Work instructions:
Begin at the line containing "Extract all readable text from this page." and copy exactly through the last line of the listing, skipping every picture.

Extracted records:
=====

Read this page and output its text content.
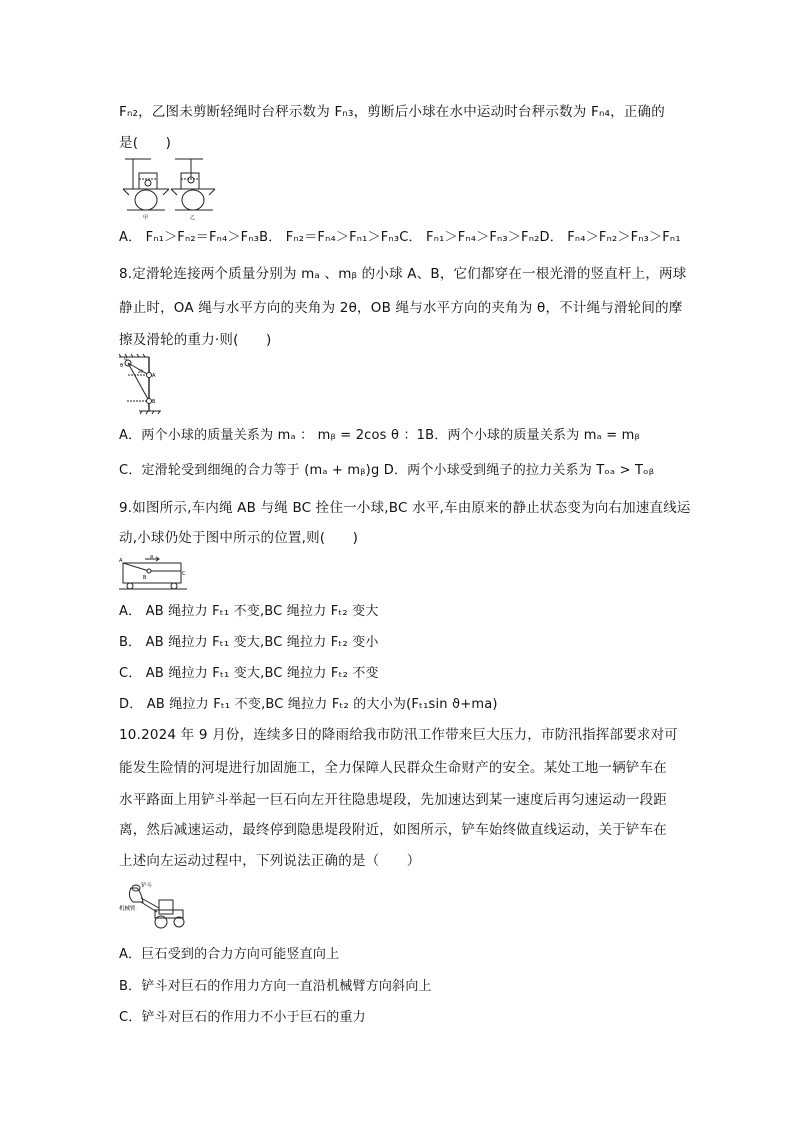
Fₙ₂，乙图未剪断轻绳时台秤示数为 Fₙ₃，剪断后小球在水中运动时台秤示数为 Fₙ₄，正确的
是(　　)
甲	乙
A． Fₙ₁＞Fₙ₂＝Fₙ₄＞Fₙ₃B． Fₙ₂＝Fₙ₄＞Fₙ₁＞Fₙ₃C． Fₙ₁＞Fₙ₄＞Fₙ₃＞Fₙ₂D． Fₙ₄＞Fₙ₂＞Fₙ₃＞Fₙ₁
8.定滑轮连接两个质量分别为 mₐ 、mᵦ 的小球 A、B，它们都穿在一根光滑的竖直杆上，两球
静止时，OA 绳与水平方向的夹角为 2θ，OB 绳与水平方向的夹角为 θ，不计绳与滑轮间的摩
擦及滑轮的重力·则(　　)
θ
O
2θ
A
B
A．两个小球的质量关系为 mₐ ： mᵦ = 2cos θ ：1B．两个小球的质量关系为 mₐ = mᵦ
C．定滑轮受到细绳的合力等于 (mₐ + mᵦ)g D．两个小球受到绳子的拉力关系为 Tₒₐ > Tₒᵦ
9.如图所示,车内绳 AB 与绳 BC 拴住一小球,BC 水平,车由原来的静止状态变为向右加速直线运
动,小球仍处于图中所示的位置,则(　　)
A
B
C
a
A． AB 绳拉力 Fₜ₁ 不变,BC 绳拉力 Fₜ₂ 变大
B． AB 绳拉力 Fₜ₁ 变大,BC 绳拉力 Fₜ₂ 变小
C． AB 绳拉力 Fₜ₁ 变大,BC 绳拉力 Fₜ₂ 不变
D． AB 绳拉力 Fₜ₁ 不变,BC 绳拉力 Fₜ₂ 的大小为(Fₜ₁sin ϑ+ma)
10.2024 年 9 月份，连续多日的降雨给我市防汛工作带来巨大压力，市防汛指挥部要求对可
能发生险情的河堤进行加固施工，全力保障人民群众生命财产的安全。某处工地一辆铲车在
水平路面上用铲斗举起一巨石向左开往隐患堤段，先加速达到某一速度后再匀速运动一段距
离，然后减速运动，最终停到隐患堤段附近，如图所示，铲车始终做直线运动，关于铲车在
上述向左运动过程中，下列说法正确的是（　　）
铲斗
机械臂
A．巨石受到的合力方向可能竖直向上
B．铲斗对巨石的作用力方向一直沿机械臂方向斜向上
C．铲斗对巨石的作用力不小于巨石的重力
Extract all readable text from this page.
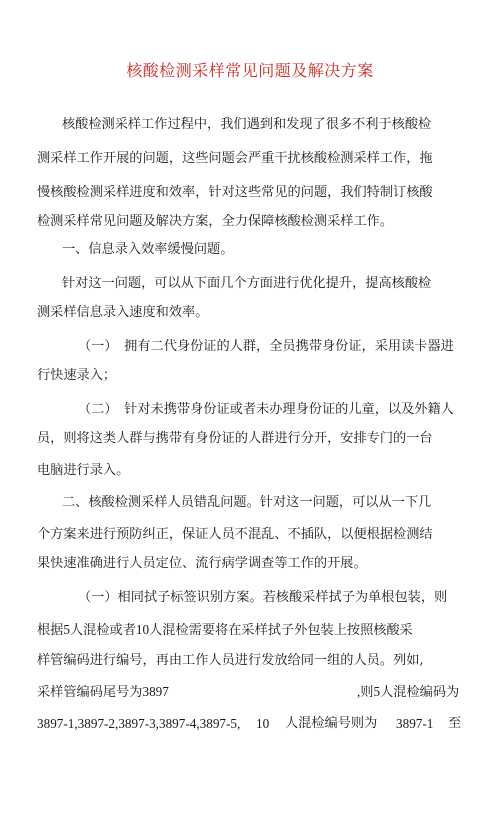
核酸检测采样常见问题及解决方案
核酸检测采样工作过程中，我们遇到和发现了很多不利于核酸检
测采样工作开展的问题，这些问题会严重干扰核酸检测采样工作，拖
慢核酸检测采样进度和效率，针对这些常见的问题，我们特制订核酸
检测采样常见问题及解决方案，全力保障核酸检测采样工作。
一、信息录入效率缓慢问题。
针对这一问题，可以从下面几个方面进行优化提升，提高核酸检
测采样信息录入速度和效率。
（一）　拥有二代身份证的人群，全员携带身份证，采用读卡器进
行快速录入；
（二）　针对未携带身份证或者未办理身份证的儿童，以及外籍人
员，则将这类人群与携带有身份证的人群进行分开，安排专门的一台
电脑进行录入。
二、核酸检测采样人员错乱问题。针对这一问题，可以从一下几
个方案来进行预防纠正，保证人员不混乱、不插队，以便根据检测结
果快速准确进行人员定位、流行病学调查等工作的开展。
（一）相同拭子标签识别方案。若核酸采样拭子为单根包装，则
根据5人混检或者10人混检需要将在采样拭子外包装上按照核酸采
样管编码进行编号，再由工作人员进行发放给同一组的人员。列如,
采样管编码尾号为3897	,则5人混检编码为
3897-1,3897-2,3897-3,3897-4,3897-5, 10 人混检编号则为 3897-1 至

=====

Task result:
Extract all readable text from this page.
核酸检测采样常见问题及解决方案
核酸检测采样工作过程中，我们遇到和发现了很多不利于核酸检
测采样工作开展的问题，这些问题会严重干扰核酸检测采样工作，拖
慢核酸检测采样进度和效率，针对这些常见的问题，我们特制订核酸
检测采样常见问题及解决方案，全力保障核酸检测采样工作。
一、信息录入效率缓慢问题。
针对这一问题，可以从下面几个方面进行优化提升，提高核酸检
测采样信息录入速度和效率。
（一）　拥有二代身份证的人群，全员携带身份证，采用读卡器进
行快速录入；
（二）　针对未携带身份证或者未办理身份证的儿童，以及外籍人
员，则将这类人群与携带有身份证的人群进行分开，安排专门的一台
电脑进行录入。
二、核酸检测采样人员错乱问题。针对这一问题，可以从一下几
个方案来进行预防纠正，保证人员不混乱、不插队，以便根据检测结
果快速准确进行人员定位、流行病学调查等工作的开展。
（一）相同拭子标签识别方案。若核酸采样拭子为单根包装，则
根据5人混检或者10人混检需要将在采样拭子外包装上按照核酸采
样管编码进行编号，再由工作人员进行发放给同一组的人员。列如,
采样管编码尾号为3897	,则5人混检编码为
3897-1,3897-2,3897-3,3897-4,3897-5, 10 人混检编号则为 3897-1 至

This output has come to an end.